(Page text entries)
+ + + +
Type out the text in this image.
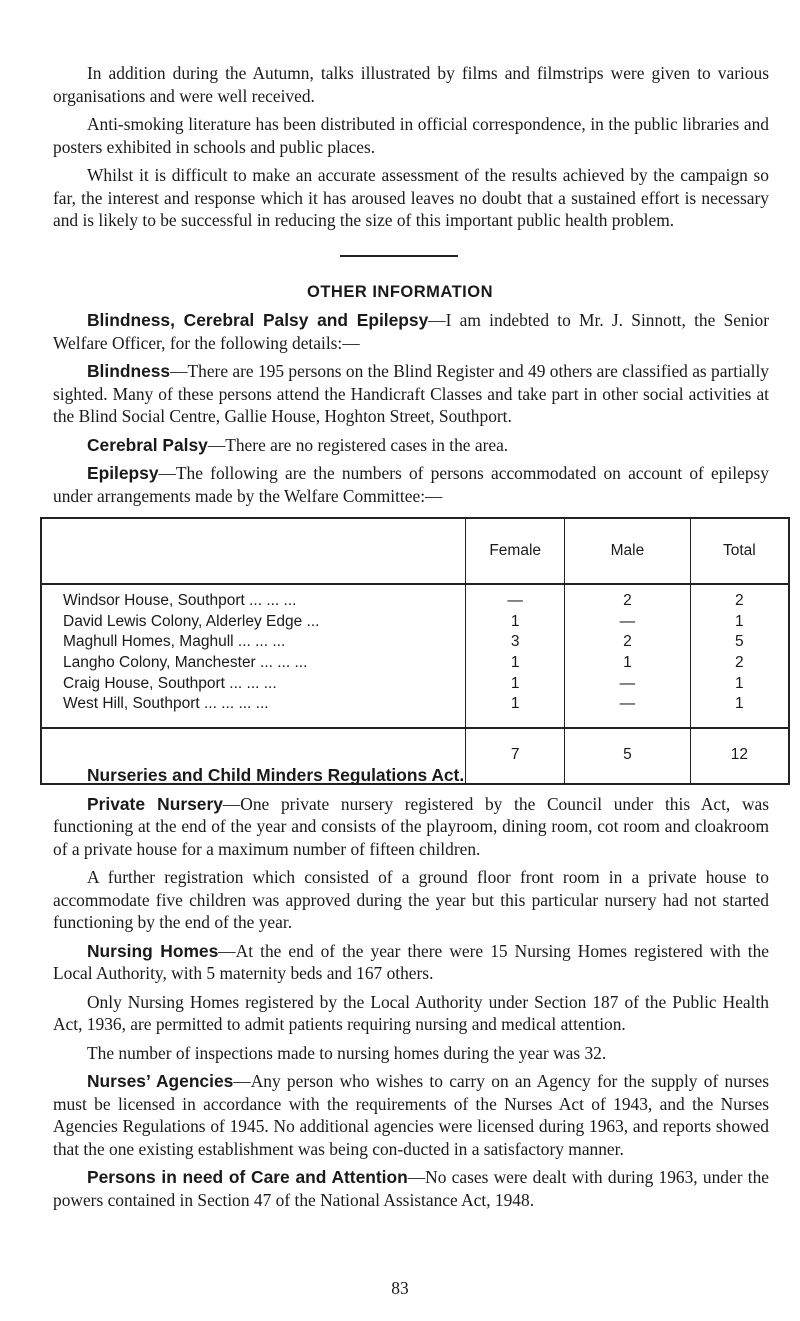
In addition during the Autumn, talks illustrated by films and filmstrips were given to various organisations and were well received.

Anti-smoking literature has been distributed in official correspondence, in the public libraries and posters exhibited in schools and public places.

Whilst it is difficult to make an accurate assessment of the results achieved by the campaign so far, the interest and response which it has aroused leaves no doubt that a sustained effort is necessary and is likely to be successful in reducing the size of this important public health problem.

OTHER INFORMATION

Blindness, Cerebral Palsy and Epilepsy—I am indebted to Mr. J. Sinnott, the Senior Welfare Officer, for the following details:—

Blindness—There are 195 persons on the Blind Register and 49 others are classified as partially sighted. Many of these persons attend the Handicraft Classes and take part in other social activities at the Blind Social Centre, Gallie House, Hoghton Street, Southport.

Cerebral Palsy—There are no registered cases in the area.

Epilepsy—The following are the numbers of persons accommodated on account of epilepsy under arrangements made by the Welfare Committee:—

	Female	Male	Total
Windsor House, Southport ... ... ...	—	2	2
David Lewis Colony, Alderley Edge ...	1	—	1
Maghull Homes, Maghull ... ... ...	3	2	5
Langho Colony, Manchester ... ... ...	1	1	2
Craig House, Southport ... ... ...	1	—	1
West Hill, Southport ... ... ... ...	1	—	1
	7	5	12

Nurseries and Child Minders Regulations Act.

Private Nursery—One private nursery registered by the Council under this Act, was functioning at the end of the year and consists of the playroom, dining room, cot room and cloakroom of a private house for a maximum number of fifteen children.

A further registration which consisted of a ground floor front room in a private house to accommodate five children was approved during the year but this particular nursery had not started functioning by the end of the year.

Nursing Homes—At the end of the year there were 15 Nursing Homes registered with the Local Authority, with 5 maternity beds and 167 others.

Only Nursing Homes registered by the Local Authority under Section 187 of the Public Health Act, 1936, are permitted to admit patients requiring nursing and medical attention.

The number of inspections made to nursing homes during the year was 32.

Nurses’ Agencies—Any person who wishes to carry on an Agency for the supply of nurses must be licensed in accordance with the requirements of the Nurses Act of 1943, and the Nurses Agencies Regulations of 1945. No additional agencies were licensed during 1963, and reports showed that the one existing establishment was being con-ducted in a satisfactory manner.

Persons in need of Care and Attention—No cases were dealt with during 1963, under the powers contained in Section 47 of the National Assistance Act, 1948.

83
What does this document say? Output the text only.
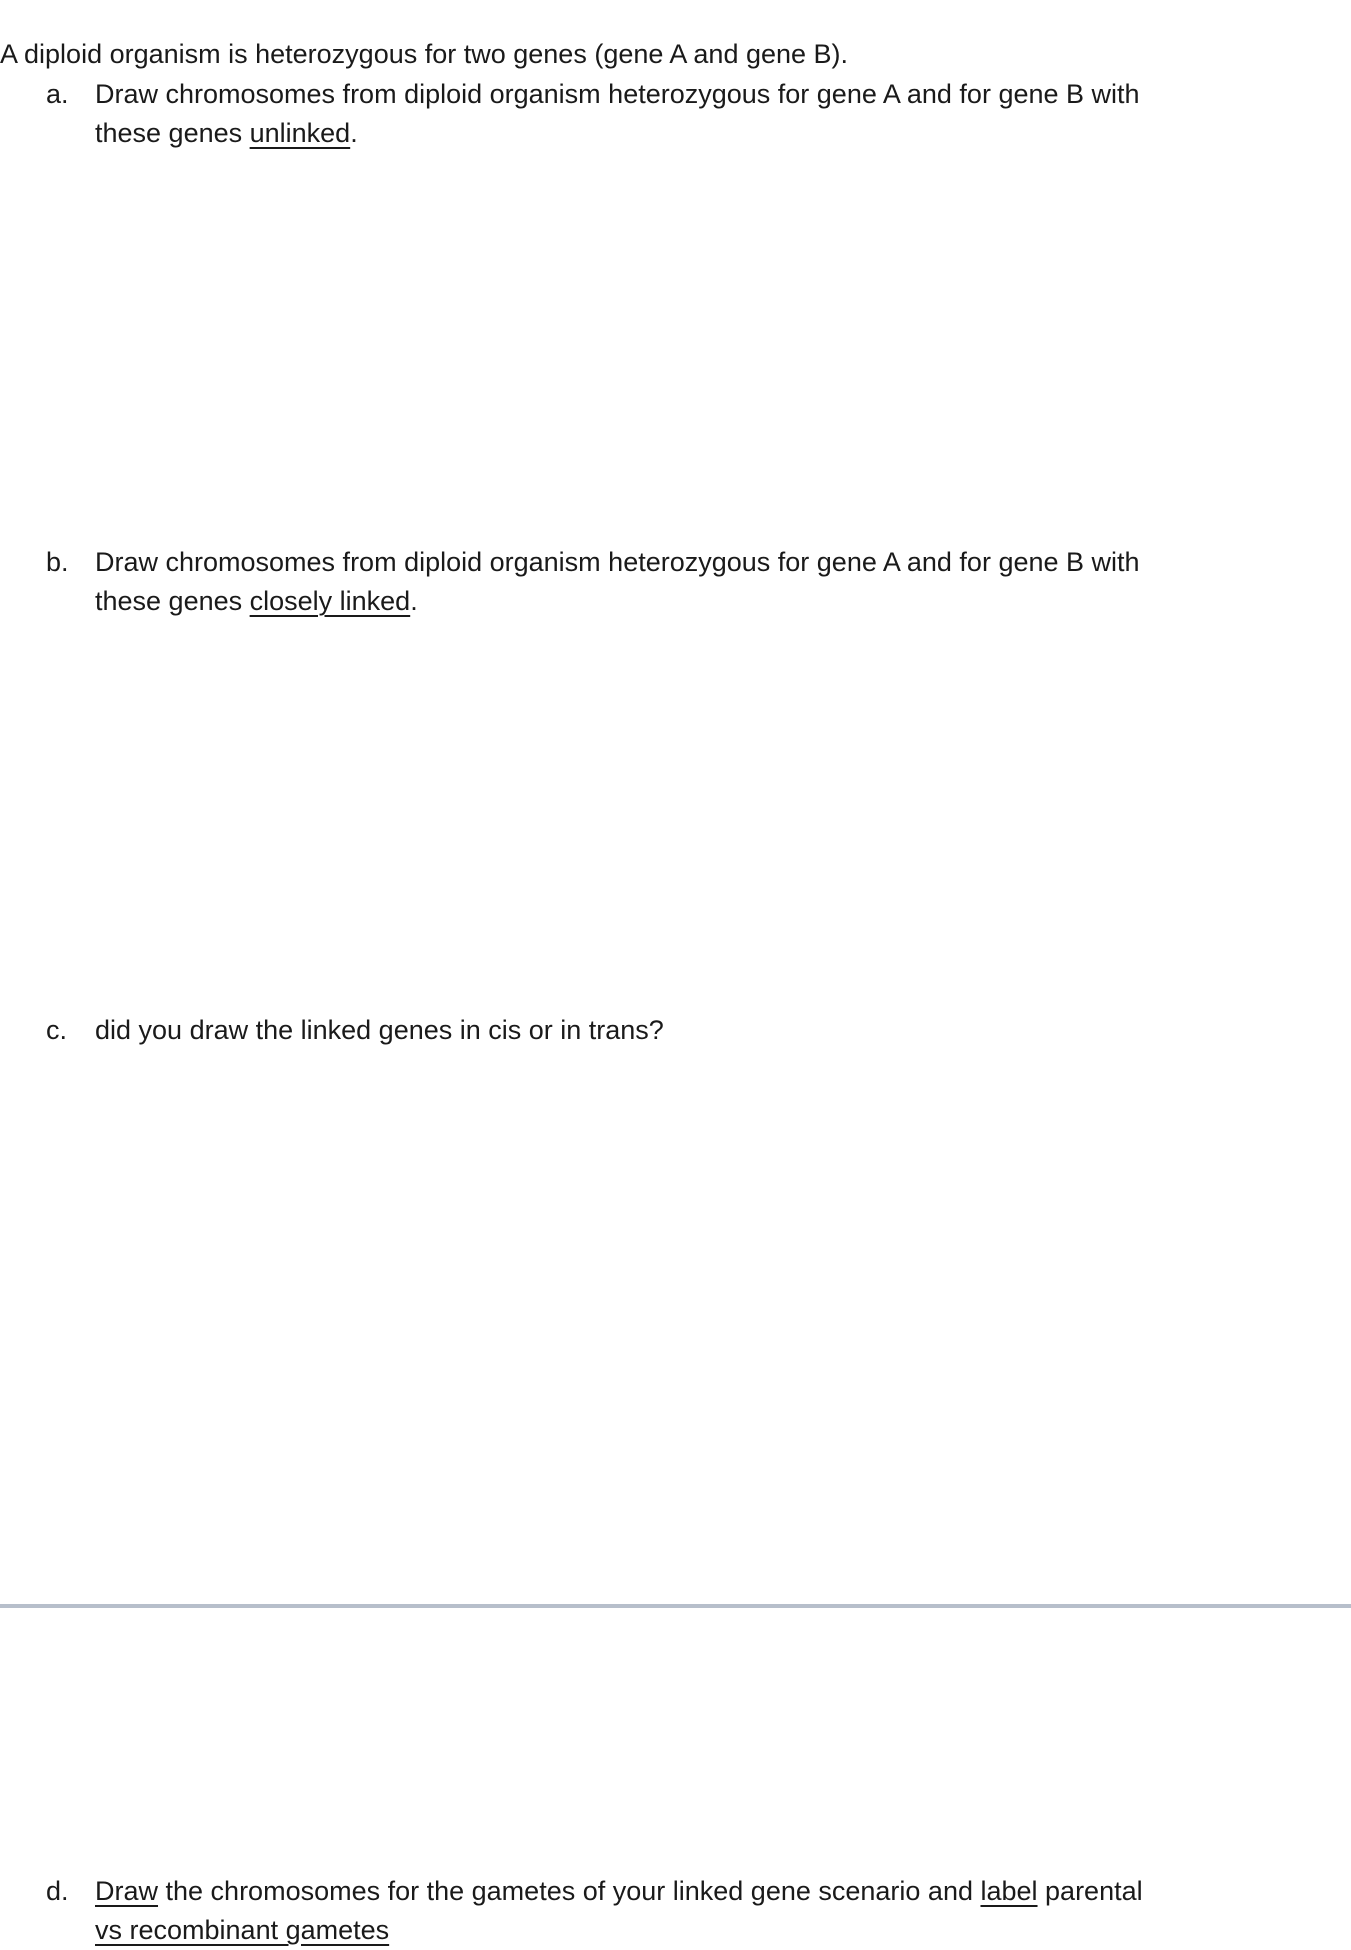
A diploid organism is heterozygous for two genes (gene A and gene B).
a. Draw chromosomes from diploid organism heterozygous for gene A and for gene B with
these genes unlinked.
b. Draw chromosomes from diploid organism heterozygous for gene A and for gene B with
these genes closely linked.
c. did you draw the linked genes in cis or in trans?
d. Draw the chromosomes for the gametes of your linked gene scenario and label parental
vs recombinant gametes
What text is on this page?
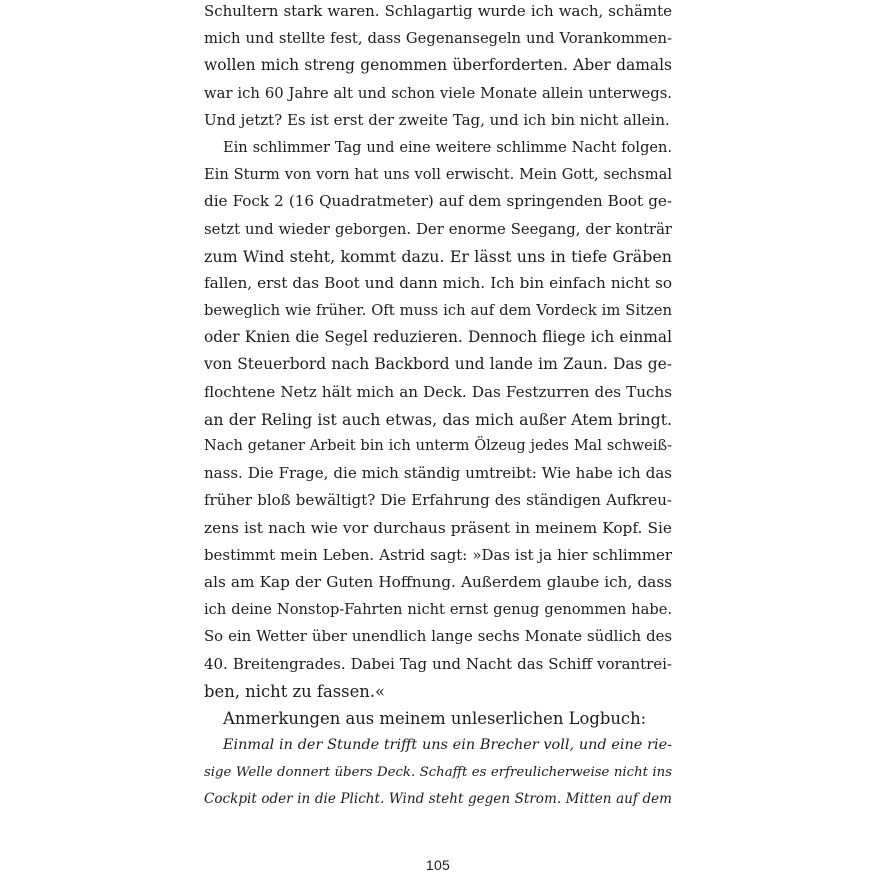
Schultern stark waren. Schlagartig wurde ich wach, schämte
mich und stellte fest, dass Gegenansegeln und Vorankommen-
wollen mich streng genommen überforderten. Aber damals
war ich 60 Jahre alt und schon viele Monate allein unterwegs.
Und jetzt? Es ist erst der zweite Tag, und ich bin nicht allein.
Ein schlimmer Tag und eine weitere schlimme Nacht folgen.
Ein Sturm von vorn hat uns voll erwischt. Mein Gott, sechsmal
die Fock 2 (16 Quadratmeter) auf dem springenden Boot ge-
setzt und wieder geborgen. Der enorme Seegang, der konträr
zum Wind steht, kommt dazu. Er lässt uns in tiefe Gräben
fallen, erst das Boot und dann mich. Ich bin einfach nicht so
beweglich wie früher. Oft muss ich auf dem Vordeck im Sitzen
oder Knien die Segel reduzieren. Dennoch fliege ich einmal
von Steuerbord nach Backbord und lande im Zaun. Das ge-
flochtene Netz hält mich an Deck. Das Festzurren des Tuchs
an der Reling ist auch etwas, das mich außer Atem bringt.
Nach getaner Arbeit bin ich unterm Ölzeug jedes Mal schweiß-
nass. Die Frage, die mich ständig umtreibt: Wie habe ich das
früher bloß bewältigt? Die Erfahrung des ständigen Aufkreu-
zens ist nach wie vor durchaus präsent in meinem Kopf. Sie
bestimmt mein Leben. Astrid sagt: »Das ist ja hier schlimmer
als am Kap der Guten Hoffnung. Außerdem glaube ich, dass
ich deine Nonstop-Fahrten nicht ernst genug genommen habe.
So ein Wetter über unendlich lange sechs Monate südlich des
40. Breitengrades. Dabei Tag und Nacht das Schiff vorantrei-
ben, nicht zu fassen.«
Anmerkungen aus meinem unleserlichen Logbuch:
Einmal in der Stunde trifft uns ein Brecher voll, und eine rie-
sige Welle donnert übers Deck. Schafft es erfreulicherweise nicht ins
Cockpit oder in die Plicht. Wind steht gegen Strom. Mitten auf dem
105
+ + + +
Scan the entries above and return each line that holds "others".

_Task output_.
Blindness—There are 195 persons on the Blind Register and 49 others are classified as partially sighted. Many of these persons attend the Handicraft Classes and take part in other social activities at the Blind Social Centre, Gallie House, Hoghton Street, Southport.
Nursing Homes—At the end of the year there were 15 Nursing Homes registered with the Local Authority, with 5 maternity beds and 167 others.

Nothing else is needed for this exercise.